• Description of the task: Exact repetition of every entry is required.

----------

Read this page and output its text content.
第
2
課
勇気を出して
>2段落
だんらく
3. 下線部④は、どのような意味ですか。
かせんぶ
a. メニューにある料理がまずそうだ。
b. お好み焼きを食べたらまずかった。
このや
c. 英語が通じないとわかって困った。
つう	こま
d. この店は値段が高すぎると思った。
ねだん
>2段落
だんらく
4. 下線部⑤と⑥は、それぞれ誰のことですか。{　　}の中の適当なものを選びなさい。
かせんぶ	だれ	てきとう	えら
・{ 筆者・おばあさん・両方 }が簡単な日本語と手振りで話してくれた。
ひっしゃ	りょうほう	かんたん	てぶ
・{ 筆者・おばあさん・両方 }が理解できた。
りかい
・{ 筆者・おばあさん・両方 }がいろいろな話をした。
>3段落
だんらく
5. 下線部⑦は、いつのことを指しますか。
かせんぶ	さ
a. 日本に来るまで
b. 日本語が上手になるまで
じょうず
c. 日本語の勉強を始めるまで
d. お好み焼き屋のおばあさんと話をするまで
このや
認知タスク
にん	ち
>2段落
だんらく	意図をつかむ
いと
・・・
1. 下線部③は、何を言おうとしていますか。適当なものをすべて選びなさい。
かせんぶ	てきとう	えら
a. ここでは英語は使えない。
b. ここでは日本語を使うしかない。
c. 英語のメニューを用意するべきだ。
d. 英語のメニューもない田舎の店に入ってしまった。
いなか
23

----------

• Solution for this problem:
Read this page and output its text content.
第
2
課
勇気を出して
>2段落
だんらく
3. 下線部④は、どのような意味ですか。
かせんぶ
a. メニューにある料理がまずそうだ。
b. お好み焼きを食べたらまずかった。
このや
c. 英語が通じないとわかって困った。
つう	こま
d. この店は値段が高すぎると思った。
ねだん
>2段落
だんらく
4. 下線部⑤と⑥は、それぞれ誰のことですか。{　　}の中の適当なものを選びなさい。
かせんぶ	だれ	てきとう	えら
・{ 筆者・おばあさん・両方 }が簡単な日本語と手振りで話してくれた。
ひっしゃ	りょうほう	かんたん	てぶ
・{ 筆者・おばあさん・両方 }が理解できた。
りかい
・{ 筆者・おばあさん・両方 }がいろいろな話をした。
>3段落
だんらく
5. 下線部⑦は、いつのことを指しますか。
かせんぶ	さ
a. 日本に来るまで
b. 日本語が上手になるまで
じょうず
c. 日本語の勉強を始めるまで
d. お好み焼き屋のおばあさんと話をするまで
このや
認知タスク
にん	ち
>2段落
だんらく	意図をつかむ
いと
・・・
1. 下線部③は、何を言おうとしていますか。適当なものをすべて選びなさい。
かせんぶ	てきとう	えら
a. ここでは英語は使えない。
b. ここでは日本語を使うしかない。
c. 英語のメニューを用意するべきだ。
d. 英語のメニューもない田舎の店に入ってしまった。
いなか
23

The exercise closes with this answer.